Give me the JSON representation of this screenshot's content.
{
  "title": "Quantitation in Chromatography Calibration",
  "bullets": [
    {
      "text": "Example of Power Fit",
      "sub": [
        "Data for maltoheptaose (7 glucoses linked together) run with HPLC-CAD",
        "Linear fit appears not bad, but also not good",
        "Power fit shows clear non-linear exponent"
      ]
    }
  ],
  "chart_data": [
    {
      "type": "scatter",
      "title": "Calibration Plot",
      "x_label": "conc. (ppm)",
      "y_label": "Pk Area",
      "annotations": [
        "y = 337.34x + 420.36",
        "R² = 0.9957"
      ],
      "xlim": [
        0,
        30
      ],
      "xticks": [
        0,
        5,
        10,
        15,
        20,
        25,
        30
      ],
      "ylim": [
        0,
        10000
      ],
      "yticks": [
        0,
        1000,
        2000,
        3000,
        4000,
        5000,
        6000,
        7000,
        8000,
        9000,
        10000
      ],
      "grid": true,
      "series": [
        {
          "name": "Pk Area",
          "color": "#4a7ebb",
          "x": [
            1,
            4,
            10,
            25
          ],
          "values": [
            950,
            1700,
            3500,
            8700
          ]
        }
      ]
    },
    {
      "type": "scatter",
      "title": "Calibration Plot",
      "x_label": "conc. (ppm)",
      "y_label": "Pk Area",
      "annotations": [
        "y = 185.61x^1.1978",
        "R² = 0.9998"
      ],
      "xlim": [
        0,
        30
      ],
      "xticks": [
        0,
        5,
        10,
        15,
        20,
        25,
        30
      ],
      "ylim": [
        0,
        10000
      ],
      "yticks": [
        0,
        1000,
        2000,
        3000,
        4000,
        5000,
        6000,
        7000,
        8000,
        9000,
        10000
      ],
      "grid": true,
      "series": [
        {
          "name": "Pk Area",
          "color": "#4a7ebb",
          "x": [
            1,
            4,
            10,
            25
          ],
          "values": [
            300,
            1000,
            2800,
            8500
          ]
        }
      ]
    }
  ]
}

==

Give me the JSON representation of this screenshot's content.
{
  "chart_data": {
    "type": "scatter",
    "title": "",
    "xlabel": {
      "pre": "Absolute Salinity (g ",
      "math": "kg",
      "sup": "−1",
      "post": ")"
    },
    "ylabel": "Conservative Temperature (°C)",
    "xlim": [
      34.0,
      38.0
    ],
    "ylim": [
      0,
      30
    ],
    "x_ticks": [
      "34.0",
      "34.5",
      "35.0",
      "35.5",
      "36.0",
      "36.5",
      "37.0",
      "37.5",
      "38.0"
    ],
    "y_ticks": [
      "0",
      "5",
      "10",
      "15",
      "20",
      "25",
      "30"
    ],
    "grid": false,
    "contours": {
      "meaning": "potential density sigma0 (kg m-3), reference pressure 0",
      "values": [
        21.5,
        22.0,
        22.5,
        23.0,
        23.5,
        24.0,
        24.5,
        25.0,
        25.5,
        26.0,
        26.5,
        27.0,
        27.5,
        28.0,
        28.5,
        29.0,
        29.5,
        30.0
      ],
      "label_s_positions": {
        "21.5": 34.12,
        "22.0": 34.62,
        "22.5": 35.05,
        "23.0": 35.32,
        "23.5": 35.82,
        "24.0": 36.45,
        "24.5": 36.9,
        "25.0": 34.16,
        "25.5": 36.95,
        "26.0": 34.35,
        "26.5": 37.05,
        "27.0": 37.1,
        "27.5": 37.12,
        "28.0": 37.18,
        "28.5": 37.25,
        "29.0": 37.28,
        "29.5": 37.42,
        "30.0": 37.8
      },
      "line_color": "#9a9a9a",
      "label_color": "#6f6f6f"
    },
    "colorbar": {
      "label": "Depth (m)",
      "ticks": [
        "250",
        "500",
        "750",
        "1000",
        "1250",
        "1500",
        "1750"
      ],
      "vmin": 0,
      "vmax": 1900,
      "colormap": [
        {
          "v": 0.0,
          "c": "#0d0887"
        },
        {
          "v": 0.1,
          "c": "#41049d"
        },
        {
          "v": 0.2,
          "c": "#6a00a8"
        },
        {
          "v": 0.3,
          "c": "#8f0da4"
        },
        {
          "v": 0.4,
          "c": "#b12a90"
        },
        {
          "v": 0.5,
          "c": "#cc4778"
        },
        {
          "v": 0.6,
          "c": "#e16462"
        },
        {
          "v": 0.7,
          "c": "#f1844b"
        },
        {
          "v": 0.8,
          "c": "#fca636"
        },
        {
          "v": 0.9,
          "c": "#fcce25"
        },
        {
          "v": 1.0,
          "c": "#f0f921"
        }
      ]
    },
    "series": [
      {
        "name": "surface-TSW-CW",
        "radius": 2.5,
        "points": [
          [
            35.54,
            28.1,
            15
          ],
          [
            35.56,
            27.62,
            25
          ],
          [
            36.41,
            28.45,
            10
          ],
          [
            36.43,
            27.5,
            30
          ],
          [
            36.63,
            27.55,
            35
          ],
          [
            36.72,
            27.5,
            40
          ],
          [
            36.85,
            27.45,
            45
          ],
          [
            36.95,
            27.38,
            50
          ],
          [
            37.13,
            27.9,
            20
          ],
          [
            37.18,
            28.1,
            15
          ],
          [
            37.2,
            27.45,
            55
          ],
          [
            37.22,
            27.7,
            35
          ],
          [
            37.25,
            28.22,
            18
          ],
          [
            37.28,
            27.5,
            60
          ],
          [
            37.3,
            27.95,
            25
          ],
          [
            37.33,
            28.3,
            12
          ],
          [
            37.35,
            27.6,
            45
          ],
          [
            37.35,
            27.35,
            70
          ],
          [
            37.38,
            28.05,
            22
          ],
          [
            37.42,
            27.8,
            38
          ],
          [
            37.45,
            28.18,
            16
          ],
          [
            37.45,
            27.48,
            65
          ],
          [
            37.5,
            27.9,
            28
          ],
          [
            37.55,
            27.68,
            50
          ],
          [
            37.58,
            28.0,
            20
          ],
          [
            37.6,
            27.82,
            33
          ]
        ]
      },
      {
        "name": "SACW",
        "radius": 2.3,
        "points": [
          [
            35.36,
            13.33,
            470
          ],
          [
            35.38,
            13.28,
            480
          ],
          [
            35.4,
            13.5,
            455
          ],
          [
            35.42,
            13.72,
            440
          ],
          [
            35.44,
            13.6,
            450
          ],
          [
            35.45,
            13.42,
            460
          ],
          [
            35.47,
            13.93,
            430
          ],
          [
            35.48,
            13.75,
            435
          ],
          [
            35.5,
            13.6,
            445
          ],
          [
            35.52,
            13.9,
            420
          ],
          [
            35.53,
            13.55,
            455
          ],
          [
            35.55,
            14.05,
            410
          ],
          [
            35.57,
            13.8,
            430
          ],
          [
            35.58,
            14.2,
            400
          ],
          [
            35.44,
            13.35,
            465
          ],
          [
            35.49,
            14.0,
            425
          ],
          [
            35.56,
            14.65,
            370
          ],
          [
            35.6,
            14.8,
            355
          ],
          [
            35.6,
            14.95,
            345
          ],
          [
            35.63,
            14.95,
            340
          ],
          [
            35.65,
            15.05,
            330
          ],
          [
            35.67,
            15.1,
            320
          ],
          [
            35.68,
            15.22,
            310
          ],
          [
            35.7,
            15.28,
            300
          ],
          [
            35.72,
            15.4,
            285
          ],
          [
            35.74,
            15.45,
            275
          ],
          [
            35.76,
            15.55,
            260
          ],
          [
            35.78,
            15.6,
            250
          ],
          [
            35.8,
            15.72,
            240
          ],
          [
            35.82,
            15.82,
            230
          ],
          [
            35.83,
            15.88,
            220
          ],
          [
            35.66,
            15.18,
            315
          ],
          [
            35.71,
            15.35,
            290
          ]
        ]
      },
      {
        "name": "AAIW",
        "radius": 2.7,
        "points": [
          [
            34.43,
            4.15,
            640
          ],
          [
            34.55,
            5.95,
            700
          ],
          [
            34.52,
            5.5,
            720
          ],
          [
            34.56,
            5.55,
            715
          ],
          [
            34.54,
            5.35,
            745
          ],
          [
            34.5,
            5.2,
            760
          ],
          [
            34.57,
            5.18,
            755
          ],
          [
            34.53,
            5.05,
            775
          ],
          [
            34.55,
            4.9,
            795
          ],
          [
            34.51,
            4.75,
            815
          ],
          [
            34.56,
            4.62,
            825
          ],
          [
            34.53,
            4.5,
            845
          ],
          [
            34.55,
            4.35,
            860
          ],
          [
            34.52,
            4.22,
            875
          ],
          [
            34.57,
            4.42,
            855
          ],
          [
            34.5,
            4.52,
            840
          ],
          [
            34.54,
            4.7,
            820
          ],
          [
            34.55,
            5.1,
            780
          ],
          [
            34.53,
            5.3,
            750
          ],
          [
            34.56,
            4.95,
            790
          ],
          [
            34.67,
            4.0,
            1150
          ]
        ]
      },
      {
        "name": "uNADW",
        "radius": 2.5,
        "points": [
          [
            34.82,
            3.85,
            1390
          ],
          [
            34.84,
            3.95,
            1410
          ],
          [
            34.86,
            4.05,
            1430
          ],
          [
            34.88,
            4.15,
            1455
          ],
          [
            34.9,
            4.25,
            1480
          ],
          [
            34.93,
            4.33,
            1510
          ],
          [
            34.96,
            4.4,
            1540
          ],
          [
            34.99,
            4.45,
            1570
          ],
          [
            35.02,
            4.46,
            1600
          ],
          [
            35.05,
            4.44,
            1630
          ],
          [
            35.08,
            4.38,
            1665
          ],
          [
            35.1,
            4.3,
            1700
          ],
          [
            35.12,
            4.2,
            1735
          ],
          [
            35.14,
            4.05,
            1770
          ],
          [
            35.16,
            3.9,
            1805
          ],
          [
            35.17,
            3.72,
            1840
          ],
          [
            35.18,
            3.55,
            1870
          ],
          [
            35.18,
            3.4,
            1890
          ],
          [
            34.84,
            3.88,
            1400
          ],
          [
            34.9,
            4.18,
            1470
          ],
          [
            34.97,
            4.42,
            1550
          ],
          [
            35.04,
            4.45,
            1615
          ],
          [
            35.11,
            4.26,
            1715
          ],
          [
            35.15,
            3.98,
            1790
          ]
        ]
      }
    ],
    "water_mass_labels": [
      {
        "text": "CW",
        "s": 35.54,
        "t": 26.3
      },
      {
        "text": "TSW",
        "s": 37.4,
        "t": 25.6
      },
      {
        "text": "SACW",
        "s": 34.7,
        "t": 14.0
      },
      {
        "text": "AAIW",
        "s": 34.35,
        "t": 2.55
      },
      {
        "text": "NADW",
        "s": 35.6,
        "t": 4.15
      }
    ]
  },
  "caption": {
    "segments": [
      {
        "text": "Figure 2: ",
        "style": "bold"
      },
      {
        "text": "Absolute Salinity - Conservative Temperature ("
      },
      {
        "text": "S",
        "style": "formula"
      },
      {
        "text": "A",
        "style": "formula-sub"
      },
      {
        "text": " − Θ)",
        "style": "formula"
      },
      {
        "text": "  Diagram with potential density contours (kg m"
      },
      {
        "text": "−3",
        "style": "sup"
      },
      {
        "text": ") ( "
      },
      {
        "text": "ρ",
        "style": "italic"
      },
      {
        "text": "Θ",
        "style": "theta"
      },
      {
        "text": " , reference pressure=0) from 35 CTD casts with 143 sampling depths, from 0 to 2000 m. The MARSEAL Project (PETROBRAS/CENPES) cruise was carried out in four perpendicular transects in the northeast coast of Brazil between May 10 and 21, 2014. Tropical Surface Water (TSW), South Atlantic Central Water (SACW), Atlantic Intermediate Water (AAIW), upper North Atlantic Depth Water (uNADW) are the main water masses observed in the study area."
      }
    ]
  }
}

WHAT YOU WILL DO:
All lines of the data above that include the word "pressure" must be shown.

RESPONSE:
      "meaning": "potential density sigma0 (kg m-3), reference pressure 0",
        "text": " , reference pressure=0) from 35 CTD casts with 143 sampling depths, from 0 to 2000 m. The MARSEAL Project (PETROBRAS/CENPES) cruise was carried out in four perpendicular transects in the northeast coast of Brazil between May 10 and 21, 2014. Tropical Surface Water (TSW), South Atlantic Central Water (SACW), Atlantic Intermediate Water (AAIW), upper North Atlantic Depth Water (uNADW) are the main water masses observed in the study area."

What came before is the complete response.